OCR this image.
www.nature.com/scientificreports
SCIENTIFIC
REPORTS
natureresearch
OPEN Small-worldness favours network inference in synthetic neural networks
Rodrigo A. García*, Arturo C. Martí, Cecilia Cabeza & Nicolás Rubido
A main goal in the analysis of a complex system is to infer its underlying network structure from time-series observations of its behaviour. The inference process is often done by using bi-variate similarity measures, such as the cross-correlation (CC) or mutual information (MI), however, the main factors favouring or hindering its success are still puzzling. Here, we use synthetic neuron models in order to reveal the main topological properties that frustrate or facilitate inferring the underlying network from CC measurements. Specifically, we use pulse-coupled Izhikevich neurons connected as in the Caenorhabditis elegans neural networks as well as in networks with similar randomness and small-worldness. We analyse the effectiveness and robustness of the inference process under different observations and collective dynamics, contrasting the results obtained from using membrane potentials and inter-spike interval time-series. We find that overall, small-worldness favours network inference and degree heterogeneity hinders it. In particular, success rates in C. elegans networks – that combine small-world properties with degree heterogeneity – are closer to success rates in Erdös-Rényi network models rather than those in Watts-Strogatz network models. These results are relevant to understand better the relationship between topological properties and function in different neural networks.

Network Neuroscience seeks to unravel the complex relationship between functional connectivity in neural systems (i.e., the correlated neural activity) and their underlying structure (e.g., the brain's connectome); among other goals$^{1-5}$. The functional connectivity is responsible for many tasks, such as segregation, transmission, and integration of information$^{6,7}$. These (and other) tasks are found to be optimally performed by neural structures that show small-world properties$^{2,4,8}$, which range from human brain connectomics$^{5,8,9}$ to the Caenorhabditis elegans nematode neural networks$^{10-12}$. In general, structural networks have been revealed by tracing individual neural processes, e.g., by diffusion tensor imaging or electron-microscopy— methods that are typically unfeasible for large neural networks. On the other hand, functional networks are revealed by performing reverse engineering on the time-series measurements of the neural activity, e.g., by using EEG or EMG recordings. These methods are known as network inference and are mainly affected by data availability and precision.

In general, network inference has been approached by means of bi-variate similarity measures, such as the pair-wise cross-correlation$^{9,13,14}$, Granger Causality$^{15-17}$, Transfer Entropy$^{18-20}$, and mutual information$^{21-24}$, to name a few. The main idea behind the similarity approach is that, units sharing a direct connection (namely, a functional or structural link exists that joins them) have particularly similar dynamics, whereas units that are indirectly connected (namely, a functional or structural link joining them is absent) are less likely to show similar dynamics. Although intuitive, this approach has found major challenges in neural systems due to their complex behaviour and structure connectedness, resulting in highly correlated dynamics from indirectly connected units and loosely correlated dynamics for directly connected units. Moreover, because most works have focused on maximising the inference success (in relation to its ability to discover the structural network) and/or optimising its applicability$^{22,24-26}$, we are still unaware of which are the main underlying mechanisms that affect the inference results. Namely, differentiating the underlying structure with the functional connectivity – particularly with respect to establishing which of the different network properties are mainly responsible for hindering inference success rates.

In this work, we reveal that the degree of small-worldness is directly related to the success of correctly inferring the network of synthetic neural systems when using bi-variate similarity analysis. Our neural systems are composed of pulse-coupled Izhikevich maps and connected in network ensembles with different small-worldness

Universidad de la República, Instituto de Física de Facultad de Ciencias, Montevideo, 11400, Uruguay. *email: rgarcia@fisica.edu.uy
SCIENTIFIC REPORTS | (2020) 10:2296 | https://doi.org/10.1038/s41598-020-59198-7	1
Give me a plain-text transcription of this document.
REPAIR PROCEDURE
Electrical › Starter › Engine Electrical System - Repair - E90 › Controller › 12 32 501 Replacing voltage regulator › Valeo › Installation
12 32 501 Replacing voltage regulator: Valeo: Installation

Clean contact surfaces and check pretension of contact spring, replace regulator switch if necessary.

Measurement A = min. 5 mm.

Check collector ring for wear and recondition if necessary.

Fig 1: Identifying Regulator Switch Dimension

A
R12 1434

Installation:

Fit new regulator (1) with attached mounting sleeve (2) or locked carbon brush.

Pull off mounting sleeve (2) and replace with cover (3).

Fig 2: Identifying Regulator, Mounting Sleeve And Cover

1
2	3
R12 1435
○ ○ ○
WHAT YOU SHOULD DO: Write every line of the material above again, exactly.

TASK RESPONSE:
OCR this image.
www.nature.com/scientificreports
SCIENTIFIC
REPORTS
natureresearch
OPEN Small-worldness favours network inference in synthetic neural networks
Rodrigo A. García*, Arturo C. Martí, Cecilia Cabeza & Nicolás Rubido
A main goal in the analysis of a complex system is to infer its underlying network structure from time-series observations of its behaviour. The inference process is often done by using bi-variate similarity measures, such as the cross-correlation (CC) or mutual information (MI), however, the main factors favouring or hindering its success are still puzzling. Here, we use synthetic neuron models in order to reveal the main topological properties that frustrate or facilitate inferring the underlying network from CC measurements. Specifically, we use pulse-coupled Izhikevich neurons connected as in the Caenorhabditis elegans neural networks as well as in networks with similar randomness and small-worldness. We analyse the effectiveness and robustness of the inference process under different observations and collective dynamics, contrasting the results obtained from using membrane potentials and inter-spike interval time-series. We find that overall, small-worldness favours network inference and degree heterogeneity hinders it. In particular, success rates in C. elegans networks – that combine small-world properties with degree heterogeneity – are closer to success rates in Erdös-Rényi network models rather than those in Watts-Strogatz network models. These results are relevant to understand better the relationship between topological properties and function in different neural networks.

Network Neuroscience seeks to unravel the complex relationship between functional connectivity in neural systems (i.e., the correlated neural activity) and their underlying structure (e.g., the brain's connectome); among other goals$^{1-5}$. The functional connectivity is responsible for many tasks, such as segregation, transmission, and integration of information$^{6,7}$. These (and other) tasks are found to be optimally performed by neural structures that show small-world properties$^{2,4,8}$, which range from human brain connectomics$^{5,8,9}$ to the Caenorhabditis elegans nematode neural networks$^{10-12}$. In general, structural networks have been revealed by tracing individual neural processes, e.g., by diffusion tensor imaging or electron-microscopy— methods that are typically unfeasible for large neural networks. On the other hand, functional networks are revealed by performing reverse engineering on the time-series measurements of the neural activity, e.g., by using EEG or EMG recordings. These methods are known as network inference and are mainly affected by data availability and precision.

In general, network inference has been approached by means of bi-variate similarity measures, such as the pair-wise cross-correlation$^{9,13,14}$, Granger Causality$^{15-17}$, Transfer Entropy$^{18-20}$, and mutual information$^{21-24}$, to name a few. The main idea behind the similarity approach is that, units sharing a direct connection (namely, a functional or structural link exists that joins them) have particularly similar dynamics, whereas units that are indirectly connected (namely, a functional or structural link joining them is absent) are less likely to show similar dynamics. Although intuitive, this approach has found major challenges in neural systems due to their complex behaviour and structure connectedness, resulting in highly correlated dynamics from indirectly connected units and loosely correlated dynamics for directly connected units. Moreover, because most works have focused on maximising the inference success (in relation to its ability to discover the structural network) and/or optimising its applicability$^{22,24-26}$, we are still unaware of which are the main underlying mechanisms that affect the inference results. Namely, differentiating the underlying structure with the functional connectivity – particularly with respect to establishing which of the different network properties are mainly responsible for hindering inference success rates.

In this work, we reveal that the degree of small-worldness is directly related to the success of correctly inferring the network of synthetic neural systems when using bi-variate similarity analysis. Our neural systems are composed of pulse-coupled Izhikevich maps and connected in network ensembles with different small-worldness

Universidad de la República, Instituto de Física de Facultad de Ciencias, Montevideo, 11400, Uruguay. *email: rgarcia@fisica.edu.uy
SCIENTIFIC REPORTS | (2020) 10:2296 | https://doi.org/10.1038/s41598-020-59198-7	1
Give me a plain-text transcription of this document.
REPAIR PROCEDURE
Electrical › Starter › Engine Electrical System - Repair - E90 › Controller › 12 32 501 Replacing voltage regulator › Valeo › Installation
12 32 501 Replacing voltage regulator: Valeo: Installation

Clean contact surfaces and check pretension of contact spring, replace regulator switch if necessary.

Measurement A = min. 5 mm.

Check collector ring for wear and recondition if necessary.

Fig 1: Identifying Regulator Switch Dimension

A
R12 1434

Installation:

Fit new regulator (1) with attached mounting sleeve (2) or locked carbon brush.

Pull off mounting sleeve (2) and replace with cover (3).

Fig 2: Identifying Regulator, Mounting Sleeve And Cover

1
2	3
R12 1435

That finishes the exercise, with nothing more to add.